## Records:

Start

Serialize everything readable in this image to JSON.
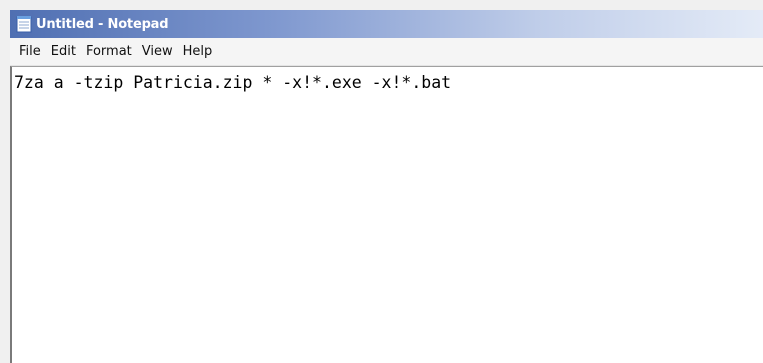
{
  "window": {
    "title": "Untitled - Notepad",
    "icon": "notepad-icon"
  },
  "menu": {
    "items": [
      "File",
      "Edit",
      "Format",
      "View",
      "Help"
    ]
  },
  "editor": {
    "content": "7za a -tzip Patricia.zip * -x!*.exe -x!*.bat"
  }
}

End

## Problem statement:
Omitting all images, retype each line of the records precisely.

## Response to the task:
Serialize everything readable in this image to JSON.
{
  "window": {
    "title": "Untitled - Notepad",
    "icon": "notepad-icon"
  },
  "menu": {
    "items": [
      "File",
      "Edit",
      "Format",
      "View",
      "Help"
    ]
  },
  "editor": {
    "content": "7za a -tzip Patricia.zip * -x!*.exe -x!*.bat"
  }
}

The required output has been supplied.